◆ Input rows ◆
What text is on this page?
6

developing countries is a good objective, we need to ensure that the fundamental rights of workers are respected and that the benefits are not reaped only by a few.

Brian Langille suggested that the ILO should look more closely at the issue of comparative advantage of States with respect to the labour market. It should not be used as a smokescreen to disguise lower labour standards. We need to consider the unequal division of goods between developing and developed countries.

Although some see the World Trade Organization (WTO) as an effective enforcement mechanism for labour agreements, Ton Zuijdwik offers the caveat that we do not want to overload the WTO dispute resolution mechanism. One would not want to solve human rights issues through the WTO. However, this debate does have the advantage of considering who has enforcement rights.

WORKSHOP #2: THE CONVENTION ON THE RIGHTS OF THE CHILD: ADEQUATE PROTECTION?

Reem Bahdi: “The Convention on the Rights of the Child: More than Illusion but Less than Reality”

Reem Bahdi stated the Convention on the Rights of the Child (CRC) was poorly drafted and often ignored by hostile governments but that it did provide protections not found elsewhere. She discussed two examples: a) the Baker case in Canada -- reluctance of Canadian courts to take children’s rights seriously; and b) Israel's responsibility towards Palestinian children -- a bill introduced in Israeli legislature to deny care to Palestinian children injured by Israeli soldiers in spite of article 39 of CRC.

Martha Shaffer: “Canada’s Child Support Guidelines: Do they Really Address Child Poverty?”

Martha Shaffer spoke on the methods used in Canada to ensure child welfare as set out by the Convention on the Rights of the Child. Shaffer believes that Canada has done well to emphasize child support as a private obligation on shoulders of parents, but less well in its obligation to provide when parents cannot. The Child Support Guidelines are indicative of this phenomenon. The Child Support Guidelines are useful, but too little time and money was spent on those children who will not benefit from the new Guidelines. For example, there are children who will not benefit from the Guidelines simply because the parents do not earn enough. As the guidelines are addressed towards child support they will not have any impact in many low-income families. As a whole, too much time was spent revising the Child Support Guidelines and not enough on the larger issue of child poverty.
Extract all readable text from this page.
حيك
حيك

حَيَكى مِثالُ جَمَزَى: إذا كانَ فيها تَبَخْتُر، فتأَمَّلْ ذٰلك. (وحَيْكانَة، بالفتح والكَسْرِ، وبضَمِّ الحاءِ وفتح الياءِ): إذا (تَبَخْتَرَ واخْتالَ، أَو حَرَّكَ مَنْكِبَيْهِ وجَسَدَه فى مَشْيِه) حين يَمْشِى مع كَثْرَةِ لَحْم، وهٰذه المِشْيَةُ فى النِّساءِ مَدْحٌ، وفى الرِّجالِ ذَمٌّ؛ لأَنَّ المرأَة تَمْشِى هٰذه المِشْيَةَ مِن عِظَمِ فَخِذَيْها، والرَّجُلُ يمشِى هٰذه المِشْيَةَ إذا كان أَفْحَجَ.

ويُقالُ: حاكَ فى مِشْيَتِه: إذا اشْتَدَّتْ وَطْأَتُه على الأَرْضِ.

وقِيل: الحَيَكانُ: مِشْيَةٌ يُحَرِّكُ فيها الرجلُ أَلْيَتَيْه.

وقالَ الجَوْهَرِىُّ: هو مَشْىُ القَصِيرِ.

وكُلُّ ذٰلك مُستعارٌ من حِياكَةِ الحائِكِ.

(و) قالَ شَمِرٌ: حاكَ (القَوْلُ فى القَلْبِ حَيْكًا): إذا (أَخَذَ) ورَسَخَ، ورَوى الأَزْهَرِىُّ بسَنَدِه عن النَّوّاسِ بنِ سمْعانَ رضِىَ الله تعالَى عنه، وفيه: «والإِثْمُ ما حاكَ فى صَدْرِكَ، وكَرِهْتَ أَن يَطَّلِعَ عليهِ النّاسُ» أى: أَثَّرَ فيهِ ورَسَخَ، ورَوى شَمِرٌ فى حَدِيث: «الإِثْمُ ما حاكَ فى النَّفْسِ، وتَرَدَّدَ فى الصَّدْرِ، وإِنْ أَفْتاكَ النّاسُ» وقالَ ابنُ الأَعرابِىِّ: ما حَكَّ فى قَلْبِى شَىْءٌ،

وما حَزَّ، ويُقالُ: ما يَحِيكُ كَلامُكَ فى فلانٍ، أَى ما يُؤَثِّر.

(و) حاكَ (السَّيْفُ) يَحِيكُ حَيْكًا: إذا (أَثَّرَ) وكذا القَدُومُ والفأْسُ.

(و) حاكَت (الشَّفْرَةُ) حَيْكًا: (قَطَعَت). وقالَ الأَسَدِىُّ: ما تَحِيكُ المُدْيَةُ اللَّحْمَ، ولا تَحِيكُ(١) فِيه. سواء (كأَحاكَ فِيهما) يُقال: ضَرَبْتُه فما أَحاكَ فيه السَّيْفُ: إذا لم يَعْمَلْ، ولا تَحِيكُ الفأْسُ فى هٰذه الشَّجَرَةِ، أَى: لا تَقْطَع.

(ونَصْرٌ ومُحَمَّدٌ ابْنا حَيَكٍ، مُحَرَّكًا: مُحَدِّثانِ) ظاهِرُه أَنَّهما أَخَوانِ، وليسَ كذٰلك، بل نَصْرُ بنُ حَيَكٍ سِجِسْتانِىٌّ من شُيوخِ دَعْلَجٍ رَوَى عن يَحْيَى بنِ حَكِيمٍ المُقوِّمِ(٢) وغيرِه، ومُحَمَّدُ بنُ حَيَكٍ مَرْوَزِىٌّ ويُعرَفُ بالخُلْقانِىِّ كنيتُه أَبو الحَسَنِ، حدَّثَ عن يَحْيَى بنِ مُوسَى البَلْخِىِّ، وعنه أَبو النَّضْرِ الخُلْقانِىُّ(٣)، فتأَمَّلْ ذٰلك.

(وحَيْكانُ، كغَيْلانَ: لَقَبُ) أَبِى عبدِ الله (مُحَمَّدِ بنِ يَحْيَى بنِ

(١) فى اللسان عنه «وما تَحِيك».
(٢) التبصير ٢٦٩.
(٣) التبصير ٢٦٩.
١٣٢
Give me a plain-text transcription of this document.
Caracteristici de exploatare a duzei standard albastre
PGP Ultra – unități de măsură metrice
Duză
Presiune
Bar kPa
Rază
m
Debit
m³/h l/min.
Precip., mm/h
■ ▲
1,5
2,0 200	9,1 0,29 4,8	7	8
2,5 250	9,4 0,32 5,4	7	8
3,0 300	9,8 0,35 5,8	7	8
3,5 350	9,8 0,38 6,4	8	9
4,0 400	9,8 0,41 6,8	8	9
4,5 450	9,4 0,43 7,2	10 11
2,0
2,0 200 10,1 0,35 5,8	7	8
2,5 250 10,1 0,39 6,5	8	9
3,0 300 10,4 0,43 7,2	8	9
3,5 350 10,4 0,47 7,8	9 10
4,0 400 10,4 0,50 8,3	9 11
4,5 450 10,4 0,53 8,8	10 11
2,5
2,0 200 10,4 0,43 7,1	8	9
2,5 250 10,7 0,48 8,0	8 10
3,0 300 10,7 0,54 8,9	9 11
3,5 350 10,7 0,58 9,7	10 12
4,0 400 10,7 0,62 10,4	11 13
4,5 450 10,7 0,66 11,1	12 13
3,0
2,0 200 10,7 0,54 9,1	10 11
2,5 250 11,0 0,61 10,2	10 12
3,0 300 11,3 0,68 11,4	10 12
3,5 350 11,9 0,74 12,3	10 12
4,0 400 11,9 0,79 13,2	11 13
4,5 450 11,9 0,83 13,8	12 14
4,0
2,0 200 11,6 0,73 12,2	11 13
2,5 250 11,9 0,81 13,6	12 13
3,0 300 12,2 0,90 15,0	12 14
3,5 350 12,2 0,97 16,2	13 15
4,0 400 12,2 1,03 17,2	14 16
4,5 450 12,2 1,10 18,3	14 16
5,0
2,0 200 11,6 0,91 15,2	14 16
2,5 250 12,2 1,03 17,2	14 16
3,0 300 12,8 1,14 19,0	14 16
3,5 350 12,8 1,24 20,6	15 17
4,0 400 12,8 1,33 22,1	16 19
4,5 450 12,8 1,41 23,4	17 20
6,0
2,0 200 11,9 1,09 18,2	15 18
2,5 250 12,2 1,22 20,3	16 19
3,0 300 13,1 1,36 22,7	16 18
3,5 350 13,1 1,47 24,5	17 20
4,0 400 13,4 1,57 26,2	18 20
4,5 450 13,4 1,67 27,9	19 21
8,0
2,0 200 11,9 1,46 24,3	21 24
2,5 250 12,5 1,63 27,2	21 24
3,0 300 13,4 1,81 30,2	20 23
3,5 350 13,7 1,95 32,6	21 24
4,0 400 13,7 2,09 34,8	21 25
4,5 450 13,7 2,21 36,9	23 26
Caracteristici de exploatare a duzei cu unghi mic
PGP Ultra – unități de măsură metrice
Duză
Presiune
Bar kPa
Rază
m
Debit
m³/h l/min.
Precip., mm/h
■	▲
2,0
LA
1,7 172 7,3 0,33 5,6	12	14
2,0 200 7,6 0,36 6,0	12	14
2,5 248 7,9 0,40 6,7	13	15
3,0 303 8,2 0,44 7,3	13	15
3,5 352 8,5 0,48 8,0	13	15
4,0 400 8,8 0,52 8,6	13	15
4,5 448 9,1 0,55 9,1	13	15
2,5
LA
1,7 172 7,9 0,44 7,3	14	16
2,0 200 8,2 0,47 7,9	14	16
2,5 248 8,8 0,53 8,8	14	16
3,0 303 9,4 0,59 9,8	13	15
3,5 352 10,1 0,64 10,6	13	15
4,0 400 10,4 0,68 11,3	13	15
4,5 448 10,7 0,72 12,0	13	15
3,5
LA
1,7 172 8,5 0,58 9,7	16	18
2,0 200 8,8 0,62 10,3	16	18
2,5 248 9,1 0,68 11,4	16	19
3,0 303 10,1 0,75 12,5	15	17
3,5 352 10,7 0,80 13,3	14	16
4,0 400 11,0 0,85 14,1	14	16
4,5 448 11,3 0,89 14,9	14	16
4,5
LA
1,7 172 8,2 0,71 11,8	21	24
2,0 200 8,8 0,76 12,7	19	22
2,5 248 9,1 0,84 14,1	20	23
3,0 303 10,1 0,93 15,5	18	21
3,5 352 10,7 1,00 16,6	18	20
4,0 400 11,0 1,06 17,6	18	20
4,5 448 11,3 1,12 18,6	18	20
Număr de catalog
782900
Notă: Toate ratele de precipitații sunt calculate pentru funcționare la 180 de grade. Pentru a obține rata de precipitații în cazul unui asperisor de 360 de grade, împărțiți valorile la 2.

◆ Written request ◆
Look over the material above and show each line where "text" appears.

◆ Task result ◆
What text is on this page?
Extract all readable text from this page.
Give me a plain-text transcription of this document.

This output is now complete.